### Document extract:
────────────────

= My Body Back =

Project supporting survivors of sexual assault in the United Kingdom

The My Body Back Project was set up in London by Pavan Amara in August 2014. First intended as a website and support network for survivors of sexual assault, it has expanded its scope into first a sexual health clinic and then other projects such as a maternity clinic, a photography project and various workshops.

==Foundation==

Having survived a sexual assault in her teens, Pavan Amara realised in her twenties she was having trouble accessing healthcare and when she spoke to other women she realised many people had issues resulting from trauma. She therefore decided to set up the My Body Back Project in August 2014. She intended it to provide a website which could be useful for survivors of sexual assault and also a support network. She also wanted it to help medical professionals help survivors better. My Body Back became a group which would provide healthcare and also sex and relationship support groups aimed specifically at women and trans people who have survived sexual assault. It is a non-profit organisation. Amara wanted to provide physical and practical resources.

────────────────

### Records shown:
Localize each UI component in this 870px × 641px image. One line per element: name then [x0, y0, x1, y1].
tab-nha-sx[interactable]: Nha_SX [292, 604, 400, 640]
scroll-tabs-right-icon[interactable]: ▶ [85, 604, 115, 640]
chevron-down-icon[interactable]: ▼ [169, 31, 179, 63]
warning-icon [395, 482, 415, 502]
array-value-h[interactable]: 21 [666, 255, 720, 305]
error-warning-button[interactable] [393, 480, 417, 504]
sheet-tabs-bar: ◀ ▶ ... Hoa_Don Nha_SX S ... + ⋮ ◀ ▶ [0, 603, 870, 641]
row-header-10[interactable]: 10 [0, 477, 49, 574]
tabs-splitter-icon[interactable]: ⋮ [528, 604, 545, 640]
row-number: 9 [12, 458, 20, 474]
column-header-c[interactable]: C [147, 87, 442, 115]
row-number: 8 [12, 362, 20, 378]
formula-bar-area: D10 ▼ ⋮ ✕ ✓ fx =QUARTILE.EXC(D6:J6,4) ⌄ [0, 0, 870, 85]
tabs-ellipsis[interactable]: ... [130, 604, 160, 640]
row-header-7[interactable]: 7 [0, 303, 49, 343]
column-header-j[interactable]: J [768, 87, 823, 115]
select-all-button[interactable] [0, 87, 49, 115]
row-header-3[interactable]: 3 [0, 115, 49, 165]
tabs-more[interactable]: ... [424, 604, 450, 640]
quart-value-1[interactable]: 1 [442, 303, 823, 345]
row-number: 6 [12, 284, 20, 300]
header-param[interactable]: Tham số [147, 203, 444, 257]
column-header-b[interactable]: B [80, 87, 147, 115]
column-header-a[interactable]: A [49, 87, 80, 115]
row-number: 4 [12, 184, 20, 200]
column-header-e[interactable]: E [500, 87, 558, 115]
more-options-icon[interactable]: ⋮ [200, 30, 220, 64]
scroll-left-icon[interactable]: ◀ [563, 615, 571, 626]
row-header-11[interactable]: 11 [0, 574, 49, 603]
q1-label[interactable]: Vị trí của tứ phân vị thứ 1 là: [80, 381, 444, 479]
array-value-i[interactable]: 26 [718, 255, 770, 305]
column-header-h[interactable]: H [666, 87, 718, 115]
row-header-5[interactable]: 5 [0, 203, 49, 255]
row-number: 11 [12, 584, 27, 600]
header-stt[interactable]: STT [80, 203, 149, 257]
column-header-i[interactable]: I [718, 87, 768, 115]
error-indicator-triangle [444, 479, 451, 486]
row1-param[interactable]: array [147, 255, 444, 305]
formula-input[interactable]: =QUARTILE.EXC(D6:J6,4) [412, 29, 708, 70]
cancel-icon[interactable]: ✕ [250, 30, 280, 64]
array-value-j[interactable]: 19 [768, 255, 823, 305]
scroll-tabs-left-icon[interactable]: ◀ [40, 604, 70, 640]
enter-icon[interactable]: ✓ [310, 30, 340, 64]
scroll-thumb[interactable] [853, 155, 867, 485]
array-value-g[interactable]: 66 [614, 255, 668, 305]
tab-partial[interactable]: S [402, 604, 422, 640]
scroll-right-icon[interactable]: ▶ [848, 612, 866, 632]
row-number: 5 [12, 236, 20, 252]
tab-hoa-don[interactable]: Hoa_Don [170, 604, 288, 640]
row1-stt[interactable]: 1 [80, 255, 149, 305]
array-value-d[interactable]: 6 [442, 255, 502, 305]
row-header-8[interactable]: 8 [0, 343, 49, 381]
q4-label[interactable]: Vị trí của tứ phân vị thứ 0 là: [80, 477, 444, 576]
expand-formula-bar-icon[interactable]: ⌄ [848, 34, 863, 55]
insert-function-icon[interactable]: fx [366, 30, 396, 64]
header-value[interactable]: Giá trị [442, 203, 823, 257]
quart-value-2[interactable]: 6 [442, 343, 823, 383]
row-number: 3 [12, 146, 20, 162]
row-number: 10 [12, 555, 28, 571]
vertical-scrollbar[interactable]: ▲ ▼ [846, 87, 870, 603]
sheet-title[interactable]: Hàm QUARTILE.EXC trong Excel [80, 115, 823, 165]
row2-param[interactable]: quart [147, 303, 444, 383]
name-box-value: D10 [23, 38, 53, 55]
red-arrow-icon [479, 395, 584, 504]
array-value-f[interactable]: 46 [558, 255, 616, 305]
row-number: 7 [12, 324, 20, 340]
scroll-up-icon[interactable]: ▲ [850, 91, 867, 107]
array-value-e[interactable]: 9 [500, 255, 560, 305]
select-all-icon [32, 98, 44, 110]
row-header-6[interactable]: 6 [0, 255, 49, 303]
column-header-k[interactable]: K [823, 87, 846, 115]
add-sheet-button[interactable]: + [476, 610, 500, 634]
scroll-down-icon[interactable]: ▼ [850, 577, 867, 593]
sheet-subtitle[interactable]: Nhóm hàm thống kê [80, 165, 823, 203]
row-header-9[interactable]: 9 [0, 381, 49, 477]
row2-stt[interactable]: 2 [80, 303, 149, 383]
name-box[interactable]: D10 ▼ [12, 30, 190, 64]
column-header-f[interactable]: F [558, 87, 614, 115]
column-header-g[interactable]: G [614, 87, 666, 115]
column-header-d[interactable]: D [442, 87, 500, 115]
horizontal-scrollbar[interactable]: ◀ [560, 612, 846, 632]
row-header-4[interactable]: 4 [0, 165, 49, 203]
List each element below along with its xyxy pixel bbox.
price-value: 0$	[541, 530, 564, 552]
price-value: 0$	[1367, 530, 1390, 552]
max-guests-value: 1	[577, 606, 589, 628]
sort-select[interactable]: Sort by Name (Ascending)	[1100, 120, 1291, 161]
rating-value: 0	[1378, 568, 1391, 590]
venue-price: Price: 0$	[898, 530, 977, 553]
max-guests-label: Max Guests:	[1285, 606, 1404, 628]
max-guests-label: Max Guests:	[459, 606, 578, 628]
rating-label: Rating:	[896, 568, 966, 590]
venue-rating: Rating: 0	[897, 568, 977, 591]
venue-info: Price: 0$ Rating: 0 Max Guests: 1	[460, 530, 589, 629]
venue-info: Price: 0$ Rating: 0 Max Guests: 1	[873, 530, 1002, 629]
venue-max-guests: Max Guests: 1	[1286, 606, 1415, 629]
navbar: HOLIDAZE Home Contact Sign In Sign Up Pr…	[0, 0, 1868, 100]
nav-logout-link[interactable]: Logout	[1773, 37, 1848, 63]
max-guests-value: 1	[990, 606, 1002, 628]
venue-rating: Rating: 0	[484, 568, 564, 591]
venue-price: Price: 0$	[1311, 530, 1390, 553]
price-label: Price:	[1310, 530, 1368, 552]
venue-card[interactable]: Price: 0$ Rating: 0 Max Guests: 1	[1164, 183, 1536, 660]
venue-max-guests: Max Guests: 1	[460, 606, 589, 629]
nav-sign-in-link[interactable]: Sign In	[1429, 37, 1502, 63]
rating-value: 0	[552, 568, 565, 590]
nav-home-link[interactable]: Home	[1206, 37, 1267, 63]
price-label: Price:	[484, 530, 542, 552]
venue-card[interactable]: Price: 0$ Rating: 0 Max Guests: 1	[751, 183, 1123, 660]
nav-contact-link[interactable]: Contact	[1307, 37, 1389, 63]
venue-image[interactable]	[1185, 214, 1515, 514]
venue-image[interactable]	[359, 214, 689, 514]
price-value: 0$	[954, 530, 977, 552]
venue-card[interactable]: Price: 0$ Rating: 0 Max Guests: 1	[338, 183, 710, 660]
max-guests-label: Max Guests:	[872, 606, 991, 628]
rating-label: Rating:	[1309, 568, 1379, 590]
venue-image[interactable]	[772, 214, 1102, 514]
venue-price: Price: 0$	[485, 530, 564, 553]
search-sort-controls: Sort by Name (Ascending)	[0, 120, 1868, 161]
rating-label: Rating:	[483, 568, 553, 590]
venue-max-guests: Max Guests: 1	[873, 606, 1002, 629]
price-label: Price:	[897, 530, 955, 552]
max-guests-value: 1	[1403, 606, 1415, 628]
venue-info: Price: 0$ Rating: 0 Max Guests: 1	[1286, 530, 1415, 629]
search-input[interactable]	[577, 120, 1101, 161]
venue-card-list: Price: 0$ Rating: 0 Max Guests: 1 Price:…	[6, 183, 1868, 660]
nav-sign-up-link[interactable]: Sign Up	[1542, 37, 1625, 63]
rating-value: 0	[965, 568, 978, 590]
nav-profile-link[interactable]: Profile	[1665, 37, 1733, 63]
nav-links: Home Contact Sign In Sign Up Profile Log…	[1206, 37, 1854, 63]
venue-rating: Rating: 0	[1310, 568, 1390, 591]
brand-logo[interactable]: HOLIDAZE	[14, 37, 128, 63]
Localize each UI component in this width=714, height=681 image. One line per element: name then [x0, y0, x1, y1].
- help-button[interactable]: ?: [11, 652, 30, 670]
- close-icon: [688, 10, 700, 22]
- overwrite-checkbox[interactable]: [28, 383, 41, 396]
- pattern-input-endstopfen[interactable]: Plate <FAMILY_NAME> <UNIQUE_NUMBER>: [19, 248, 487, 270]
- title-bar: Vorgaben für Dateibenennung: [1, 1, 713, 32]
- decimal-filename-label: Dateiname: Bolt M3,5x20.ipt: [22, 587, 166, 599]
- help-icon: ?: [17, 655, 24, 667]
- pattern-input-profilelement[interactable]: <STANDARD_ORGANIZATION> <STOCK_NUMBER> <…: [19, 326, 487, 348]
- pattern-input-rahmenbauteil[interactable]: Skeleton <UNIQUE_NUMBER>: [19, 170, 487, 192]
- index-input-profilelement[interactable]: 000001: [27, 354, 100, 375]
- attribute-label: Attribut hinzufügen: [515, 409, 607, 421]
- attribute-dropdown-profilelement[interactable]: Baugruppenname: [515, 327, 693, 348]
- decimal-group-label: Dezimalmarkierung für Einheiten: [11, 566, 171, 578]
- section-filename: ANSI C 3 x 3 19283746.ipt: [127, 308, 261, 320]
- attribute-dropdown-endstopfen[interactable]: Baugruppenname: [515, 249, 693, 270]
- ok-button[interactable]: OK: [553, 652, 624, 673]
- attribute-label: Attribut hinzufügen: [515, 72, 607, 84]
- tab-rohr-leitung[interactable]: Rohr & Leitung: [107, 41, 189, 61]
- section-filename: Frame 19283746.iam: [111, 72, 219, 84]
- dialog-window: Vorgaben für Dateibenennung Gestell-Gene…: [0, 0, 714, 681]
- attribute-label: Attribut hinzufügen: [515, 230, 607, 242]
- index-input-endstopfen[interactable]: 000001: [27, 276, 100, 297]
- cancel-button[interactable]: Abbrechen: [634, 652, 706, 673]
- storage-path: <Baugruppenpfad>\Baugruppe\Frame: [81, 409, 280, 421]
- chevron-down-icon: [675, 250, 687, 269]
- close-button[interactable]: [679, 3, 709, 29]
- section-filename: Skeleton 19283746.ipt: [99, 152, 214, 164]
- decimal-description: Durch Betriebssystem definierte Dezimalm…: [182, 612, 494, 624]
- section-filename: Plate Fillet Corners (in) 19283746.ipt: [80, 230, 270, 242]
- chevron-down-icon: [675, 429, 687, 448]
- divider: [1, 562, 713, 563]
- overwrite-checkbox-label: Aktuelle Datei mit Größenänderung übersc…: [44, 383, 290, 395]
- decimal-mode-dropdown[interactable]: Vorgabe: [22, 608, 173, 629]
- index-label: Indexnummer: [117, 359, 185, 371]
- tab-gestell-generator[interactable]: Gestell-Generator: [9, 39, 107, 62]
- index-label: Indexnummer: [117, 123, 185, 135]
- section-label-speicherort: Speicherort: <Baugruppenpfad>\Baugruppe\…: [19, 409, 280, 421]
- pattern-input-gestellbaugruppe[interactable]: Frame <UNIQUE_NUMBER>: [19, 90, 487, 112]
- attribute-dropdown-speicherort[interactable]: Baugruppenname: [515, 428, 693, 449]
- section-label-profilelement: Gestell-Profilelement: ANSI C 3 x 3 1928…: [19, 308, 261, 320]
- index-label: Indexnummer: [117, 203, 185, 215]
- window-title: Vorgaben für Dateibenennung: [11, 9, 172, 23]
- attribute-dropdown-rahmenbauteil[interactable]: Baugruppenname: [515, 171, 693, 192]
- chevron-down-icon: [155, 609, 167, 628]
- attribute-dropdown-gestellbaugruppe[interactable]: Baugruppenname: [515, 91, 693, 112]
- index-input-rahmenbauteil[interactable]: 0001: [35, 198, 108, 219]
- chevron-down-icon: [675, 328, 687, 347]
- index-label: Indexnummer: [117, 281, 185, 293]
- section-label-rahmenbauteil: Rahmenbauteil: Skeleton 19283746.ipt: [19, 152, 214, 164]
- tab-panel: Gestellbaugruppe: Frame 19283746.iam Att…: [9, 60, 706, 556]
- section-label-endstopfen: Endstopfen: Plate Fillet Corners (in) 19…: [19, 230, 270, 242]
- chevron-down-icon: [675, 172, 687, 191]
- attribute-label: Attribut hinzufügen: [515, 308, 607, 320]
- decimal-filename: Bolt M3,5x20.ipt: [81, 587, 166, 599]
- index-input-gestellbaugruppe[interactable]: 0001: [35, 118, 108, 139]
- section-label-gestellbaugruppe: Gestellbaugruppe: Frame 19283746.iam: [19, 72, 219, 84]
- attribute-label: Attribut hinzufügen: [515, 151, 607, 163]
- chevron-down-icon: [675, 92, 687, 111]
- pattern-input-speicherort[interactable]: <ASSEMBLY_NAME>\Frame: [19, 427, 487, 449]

────────────────

### Problem to solve:
Please answer these questions from the My Body Back page:
1. Who set up the My Body Back Project, and in what month and year?
2. Besides the sexual health clinic, which other projects has it expanded into?
3. Is it a profit-making or a non-profit group?
The rows have nothing to do with the My Body Back page.

### Your solution:
1. Pavan Amara, in August 2014.
2. A maternity clinic, a photography project and various workshops.
3. Non-profit.